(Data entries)
------------------------------------------------

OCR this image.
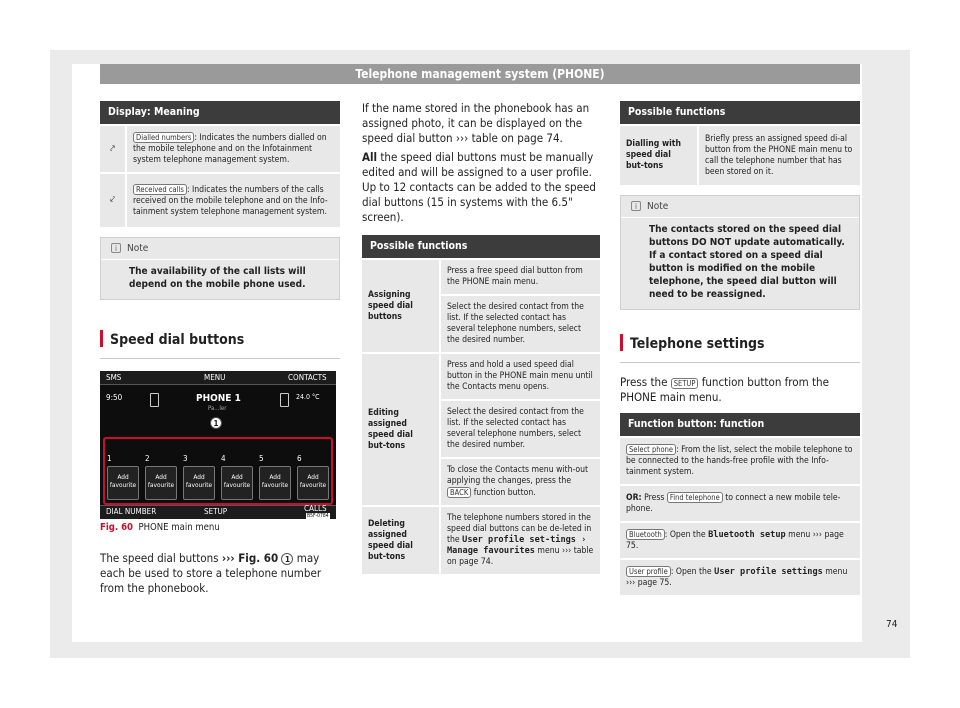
Telephone management system (PHONE)
Display: Meaning	
⤤	Dialled numbers : Indicates the numbers dialled on the mobile telephone and on the Infotainment system telephone management system.
⤦	Received calls : Indicates the numbers of the calls received on the mobile telephone and on the Info-tainment system telephone management system.
i Note
The availability of the call lists will depend on the mobile phone used.
Speed dial buttons
SMS	MENU	CONTACTS
9:50	PHONE 1
Pa...ler
24.0 °C
1
1
Add favourite
2
Add favourite
3
Add favourite
4
Add favourite
5
Add favourite
6
Add favourite
DIAL NUMBER	SETUP	CALLS
B5F-0784
Fig. 60 PHONE main menu

The speed dial buttons ››› Fig. 60 1 may each be used to store a telephone number from the phonebook.

If the name stored in the phonebook has an assigned photo, it can be displayed on the speed dial button ››› table on page 74.

All the speed dial buttons must be manually edited and will be assigned to a user profile. Up to 12 contacts can be added to the speed dial buttons (15 in systems with the 6.5" screen).

Possible functions	
Assigning speed dial buttons	Press a free speed dial button from the PHONE main menu.
	Select the desired contact from the list. If the selected contact has several telephone numbers, select the desired number.
Editing assigned speed dial but-tons	Press and hold a used speed dial button in the PHONE main menu until the Contacts menu opens.
	Select the desired contact from the list. If the selected contact has several telephone numbers, select the desired number.
	To close the Contacts menu with-out applying the changes, press the BACK function button.
Deleting assigned speed dial but-tons	The telephone numbers stored in the speed dial buttons can be de-leted in the User profile set-tings › Manage favourites menu ››› table on page 74.
Possible functions
Dialling with speed dial but-tons	Briefly press an assigned speed di-al button from the PHONE main menu to call the telephone number that has been stored on it.
i Note
The contacts stored on the speed dial buttons DO NOT update automatically. If a contact stored on a speed dial button is modified on the mobile telephone, the speed dial button will need to be reassigned.
Telephone settings

Press the SETUP function button from the PHONE main menu.

Function button: function
Select phone : From the list, select the mobile telephone to be connected to the hands-free profile with the Info-tainment system.
OR: Press Find telephone to connect a new mobile tele-phone.
Bluetooth : Open the Bluetooth setup menu ››› page 75.
User profile : Open the User profile settings menu ››› page 75.
74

------------------------------------------------

Collect each line holding the string "with".

All the speed dial buttons must be manually edited and will be assigned to a user profile. Up to 12 contacts can be added to the speed dial buttons (15 in systems with the 6.5" screen).
	To close the Contacts menu with-out applying the changes, press the BACK function button.
Dialling with speed dial but-tons	Briefly press an assigned speed di-al button from the PHONE main menu to call the telephone number that has been stored on it.
Select phone : From the list, select the mobile telephone to be connected to the hands-free profile with the Info-tainment system.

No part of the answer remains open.